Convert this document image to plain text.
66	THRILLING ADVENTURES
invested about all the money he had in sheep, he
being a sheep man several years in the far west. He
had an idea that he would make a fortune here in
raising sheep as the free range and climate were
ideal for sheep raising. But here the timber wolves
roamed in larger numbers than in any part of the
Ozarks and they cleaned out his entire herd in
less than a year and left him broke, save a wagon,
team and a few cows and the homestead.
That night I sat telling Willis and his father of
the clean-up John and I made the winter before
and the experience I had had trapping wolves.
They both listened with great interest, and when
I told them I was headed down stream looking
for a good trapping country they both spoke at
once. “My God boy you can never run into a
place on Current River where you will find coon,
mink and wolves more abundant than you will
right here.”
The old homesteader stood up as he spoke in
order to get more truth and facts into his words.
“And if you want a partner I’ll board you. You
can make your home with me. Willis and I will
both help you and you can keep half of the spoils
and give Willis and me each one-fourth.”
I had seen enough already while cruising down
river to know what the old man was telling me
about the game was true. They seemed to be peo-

-------

Using the data above, output each line exactly.

Convert this document image to plain text.
66	THRILLING ADVENTURES
invested about all the money he had in sheep, he
being a sheep man several years in the far west. He
had an idea that he would make a fortune here in
raising sheep as the free range and climate were
ideal for sheep raising. But here the timber wolves
roamed in larger numbers than in any part of the
Ozarks and they cleaned out his entire herd in
less than a year and left him broke, save a wagon,
team and a few cows and the homestead.
That night I sat telling Willis and his father of
the clean-up John and I made the winter before
and the experience I had had trapping wolves.
They both listened with great interest, and when
I told them I was headed down stream looking
for a good trapping country they both spoke at
once. “My God boy you can never run into a
place on Current River where you will find coon,
mink and wolves more abundant than you will
right here.”
The old homesteader stood up as he spoke in
order to get more truth and facts into his words.
“And if you want a partner I’ll board you. You
can make your home with me. Willis and I will
both help you and you can keep half of the spoils
and give Willis and me each one-fourth.”
I had seen enough already while cruising down
river to know what the old man was telling me
about the game was true. They seemed to be peo-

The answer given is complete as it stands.